**Input records**
• • • • • • •

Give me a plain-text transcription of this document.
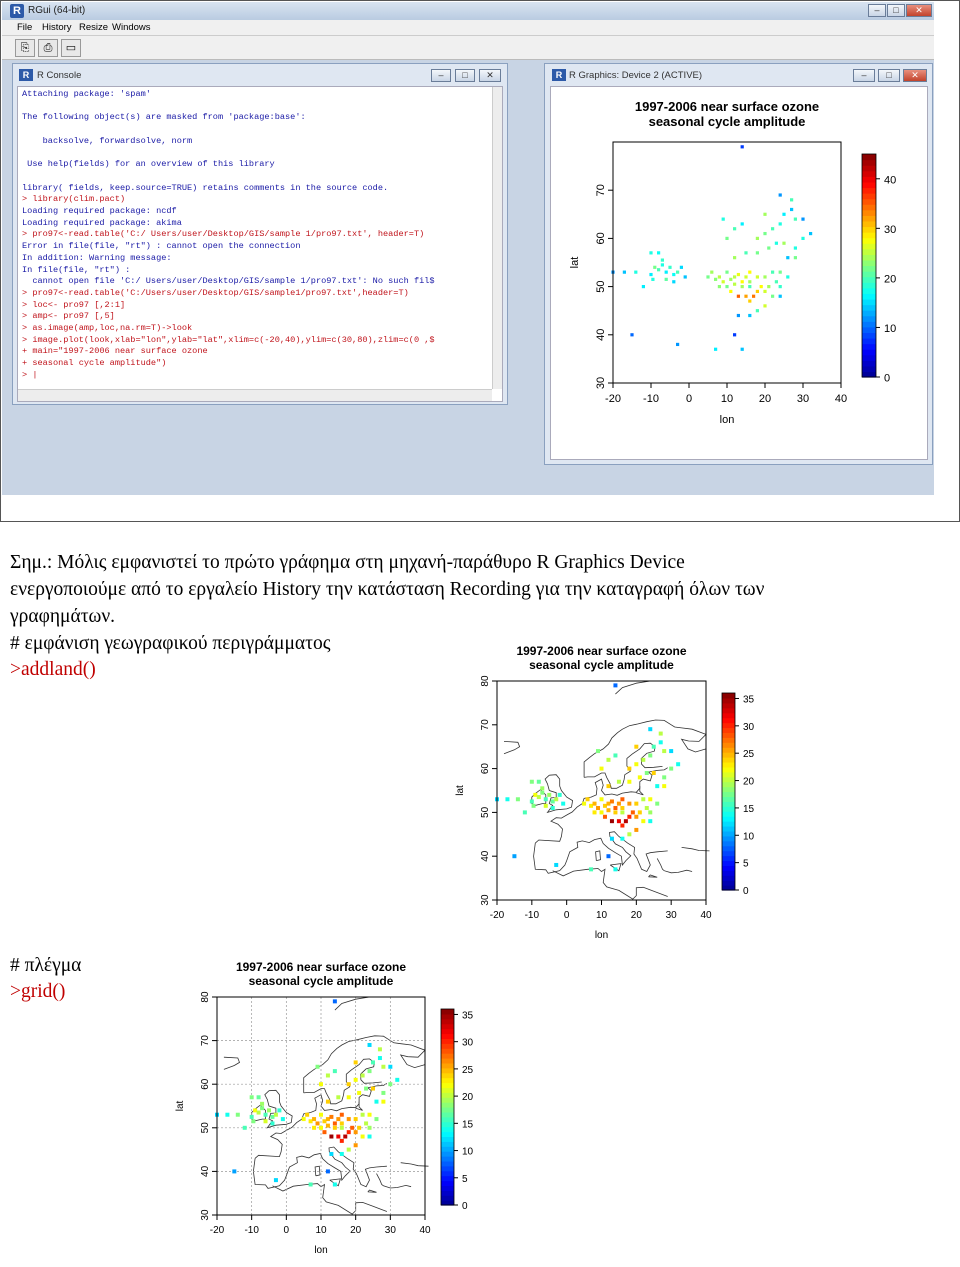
R RGui (64-bit)	–	□	✕
File History Resize Windows
⎘	⎙	▭
R R Console	–	□	✕
Attaching package: 'spam'

The following object(s) are masked from 'package:base':

backsolve, forwardsolve, norm

Use help(fields) for an overview of this library

library( fields, keep.source=TRUE) retains comments in the source code.
> library(clim.pact)
Loading required package: ncdf
Loading required package: akima
> pro97<-read.table('C:/ Users/user/Desktop/GIS/sample 1/pro97.txt', header=T)
Error in file(file, "rt") : cannot open the connection
In addition: Warning message:
In file(file, "rt") :
cannot open file 'C:/ Users/user/Desktop/GIS/sample 1/pro97.txt': No such fil$
> pro97<-read.table('C:/Users/user/Desktop/GIS/sample1/pro97.txt',header=T)
> loc<- pro97 [,2:1]
> amp<- pro97 [,5]
> as.image(amp,loc,na.rm=T)->look
> image.plot(look,xlab="lon",ylab="lat",xlim=c(-20,40),ylim=c(30,80),zlim=c(0 ,$
+ main="1997-2006 near surface ozone
+ seasonal cycle amplitude")
> |
R R Graphics: Device 2 (ACTIVE)	–	□	✕
1997-2006 near surface ozone
seasonal cycle amplitude
-20 -10 0	10 20 30 40
30
40
50
60
70
lon
lat
0
10
20
30
40
Σημ.: Μόλις εμφανιστεί το πρώτο γράφημα στη μηχανή-παράθυρο R Graphics Device
ενεργοποιούμε από το εργαλείο History την κατάσταση Recording για την καταγραφή όλων των
γραφημάτων.
# εμφάνιση γεωγραφικού περιγράμματος
>addland()
1997-2006 near surface ozone
seasonal cycle amplitude
-20 -10 0	10 20 30 40
30
40
50
60
70
80
lon
lat
0
5
10
15
20
25
30
35
# πλέγμα
>grid()
1997-2006 near surface ozone
seasonal cycle amplitude
-20 -10 0	10 20 30 40
30
40
50
60
70
80
lon
lat
0
5
10
15
20
25
30
35
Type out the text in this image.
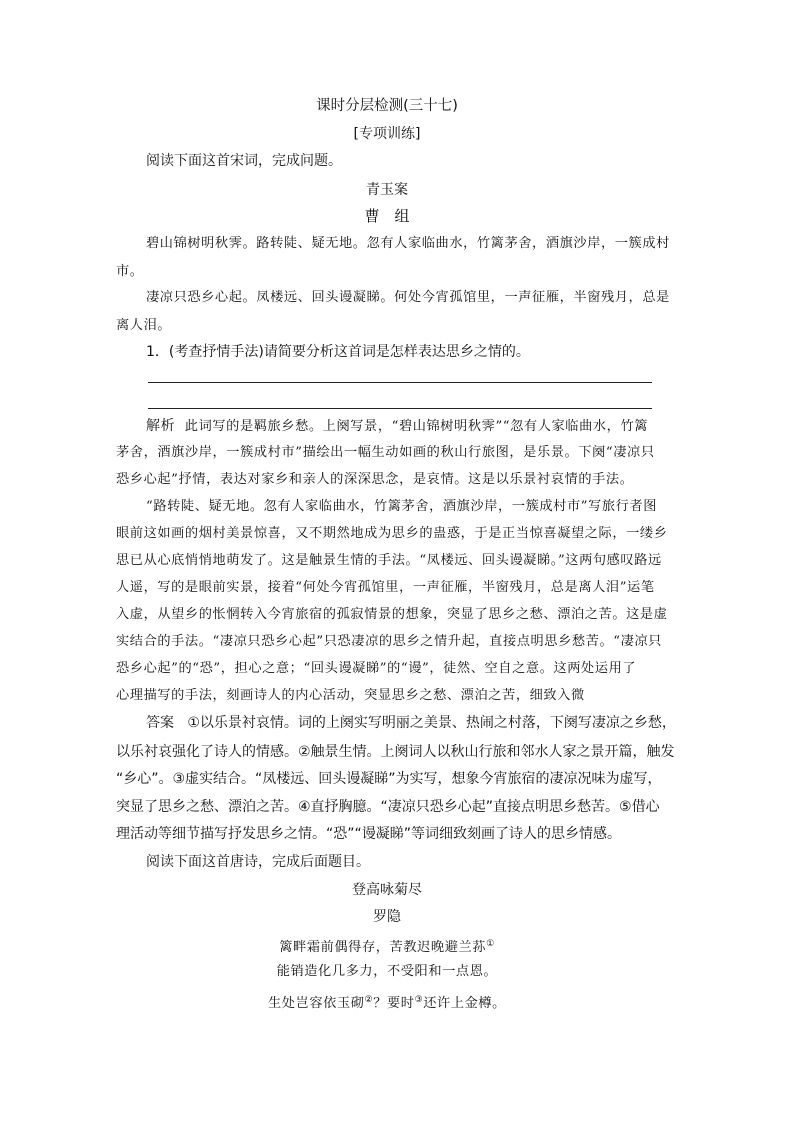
课时分层检测(三十七)
[专项训练]
阅读下面这首宋词，完成问题。
青玉案
曹　组
碧山锦树明秋霁。路转陡、疑无地。忽有人家临曲水，竹篱茅舍，酒旗沙岸，一簇成村
市。
凄凉只恐乡心起。凤楼远、回头谩凝睇。何处今宵孤馆里，一声征雁，半窗残月，总是
离人泪。
1．(考查抒情手法)请简要分析这首词是怎样表达思乡之情的。
解析 此词写的是羁旅乡愁。上阕写景，“碧山锦树明秋霁”“忽有人家临曲水，竹篱
茅舍，酒旗沙岸，一簇成村市”描绘出一幅生动如画的秋山行旅图，是乐景。下阕“凄凉只
恐乡心起”抒情，表达对家乡和亲人的深深思念，是哀情。这是以乐景衬哀情的手法。
“路转陡、疑无地。忽有人家临曲水，竹篱茅舍，酒旗沙岸，一簇成村市”写旅行者图
眼前这如画的烟村美景惊喜，又不期然地成为思乡的蛊惑，于是正当惊喜凝望之际，一缕乡
思已从心底悄悄地萌发了。这是触景生情的手法。“凤楼远、回头谩凝睇。”这两句感叹路远
人遥，写的是眼前实景，接着“何处今宵孤馆里，一声征雁，半窗残月，总是离人泪”运笔
入虚，从望乡的怅惘转入今宵旅宿的孤寂情景的想象，突显了思乡之愁、漂泊之苦。这是虚
实结合的手法。“凄凉只恐乡心起”只恐凄凉的思乡之情升起，直接点明思乡愁苦。“凄凉只
恐乡心起”的“恐”，担心之意；“回头谩凝睇”的“谩”，徒然、空自之意。这两处运用了
心理描写的手法，刻画诗人的内心活动，突显思乡之愁、漂泊之苦，细致入微
答案 ①以乐景衬哀情。词的上阕实写明丽之美景、热闹之村落，下阕写凄凉之乡愁，
以乐衬哀强化了诗人的情感。②触景生情。上阕词人以秋山行旅和邻水人家之景开篇，触发
“乡心”。③虚实结合。“凤楼远、回头谩凝睇”为实写，想象今宵旅宿的凄凉况味为虚写，
突显了思乡之愁、漂泊之苦。④直抒胸臆。“凄凉只恐乡心起”直接点明思乡愁苦。⑤借心
理活动等细节描写抒发思乡之情。“恐”“谩凝睇”等词细致刻画了诗人的思乡情感。
阅读下面这首唐诗，完成后面题目。
登高咏菊尽
罗隐
篱畔霜前偶得存，苦教迟晚避兰荪①
能销造化几多力，不受阳和一点恩。
生处岂容依玉砌②？要时③还许上金樽。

• • • • • • •

**Prompt**
Print the complete listing exactly as it stands, without its pictures.

**Problem solution**
Give me a plain-text transcription of this document.
R RGui (64-bit)	–	□	✕
File History Resize Windows
⎘	⎙	▭
R R Console	–	□	✕
Attaching package: 'spam'

The following object(s) are masked from 'package:base':

backsolve, forwardsolve, norm

Use help(fields) for an overview of this library

library( fields, keep.source=TRUE) retains comments in the source code.
> library(clim.pact)
Loading required package: ncdf
Loading required package: akima
> pro97<-read.table('C:/ Users/user/Desktop/GIS/sample 1/pro97.txt', header=T)
Error in file(file, "rt") : cannot open the connection
In addition: Warning message:
In file(file, "rt") :
cannot open file 'C:/ Users/user/Desktop/GIS/sample 1/pro97.txt': No such fil$
> pro97<-read.table('C:/Users/user/Desktop/GIS/sample1/pro97.txt',header=T)
> loc<- pro97 [,2:1]
> amp<- pro97 [,5]
> as.image(amp,loc,na.rm=T)->look
> image.plot(look,xlab="lon",ylab="lat",xlim=c(-20,40),ylim=c(30,80),zlim=c(0 ,$
+ main="1997-2006 near surface ozone
+ seasonal cycle amplitude")
> |
R R Graphics: Device 2 (ACTIVE)	–	□	✕
1997-2006 near surface ozone
seasonal cycle amplitude
-20 -10 0	10 20 30 40
30
40
50
60
70
lon
lat
0
10
20
30
40
Σημ.: Μόλις εμφανιστεί το πρώτο γράφημα στη μηχανή-παράθυρο R Graphics Device
ενεργοποιούμε από το εργαλείο History την κατάσταση Recording για την καταγραφή όλων των
γραφημάτων.
# εμφάνιση γεωγραφικού περιγράμματος
>addland()
1997-2006 near surface ozone
seasonal cycle amplitude
-20 -10 0	10 20 30 40
30
40
50
60
70
80
lon
lat
0
5
10
15
20
25
30
35
# πλέγμα
>grid()
1997-2006 near surface ozone
seasonal cycle amplitude
-20 -10 0	10 20 30 40
30
40
50
60
70
80
lon
lat
0
5
10
15
20
25
30
35
Type out the text in this image.
课时分层检测(三十七)
[专项训练]
阅读下面这首宋词，完成问题。
青玉案
曹　组
碧山锦树明秋霁。路转陡、疑无地。忽有人家临曲水，竹篱茅舍，酒旗沙岸，一簇成村
市。
凄凉只恐乡心起。凤楼远、回头谩凝睇。何处今宵孤馆里，一声征雁，半窗残月，总是
离人泪。
1．(考查抒情手法)请简要分析这首词是怎样表达思乡之情的。
解析 此词写的是羁旅乡愁。上阕写景，“碧山锦树明秋霁”“忽有人家临曲水，竹篱
茅舍，酒旗沙岸，一簇成村市”描绘出一幅生动如画的秋山行旅图，是乐景。下阕“凄凉只
恐乡心起”抒情，表达对家乡和亲人的深深思念，是哀情。这是以乐景衬哀情的手法。
“路转陡、疑无地。忽有人家临曲水，竹篱茅舍，酒旗沙岸，一簇成村市”写旅行者图
眼前这如画的烟村美景惊喜，又不期然地成为思乡的蛊惑，于是正当惊喜凝望之际，一缕乡
思已从心底悄悄地萌发了。这是触景生情的手法。“凤楼远、回头谩凝睇。”这两句感叹路远
人遥，写的是眼前实景，接着“何处今宵孤馆里，一声征雁，半窗残月，总是离人泪”运笔
入虚，从望乡的怅惘转入今宵旅宿的孤寂情景的想象，突显了思乡之愁、漂泊之苦。这是虚
实结合的手法。“凄凉只恐乡心起”只恐凄凉的思乡之情升起，直接点明思乡愁苦。“凄凉只
恐乡心起”的“恐”，担心之意；“回头谩凝睇”的“谩”，徒然、空自之意。这两处运用了
心理描写的手法，刻画诗人的内心活动，突显思乡之愁、漂泊之苦，细致入微
答案 ①以乐景衬哀情。词的上阕实写明丽之美景、热闹之村落，下阕写凄凉之乡愁，
以乐衬哀强化了诗人的情感。②触景生情。上阕词人以秋山行旅和邻水人家之景开篇，触发
“乡心”。③虚实结合。“凤楼远、回头谩凝睇”为实写，想象今宵旅宿的凄凉况味为虚写，
突显了思乡之愁、漂泊之苦。④直抒胸臆。“凄凉只恐乡心起”直接点明思乡愁苦。⑤借心
理活动等细节描写抒发思乡之情。“恐”“谩凝睇”等词细致刻画了诗人的思乡情感。
阅读下面这首唐诗，完成后面题目。
登高咏菊尽
罗隐
篱畔霜前偶得存，苦教迟晚避兰荪①
能销造化几多力，不受阳和一点恩。
生处岂容依玉砌②？要时③还许上金樽。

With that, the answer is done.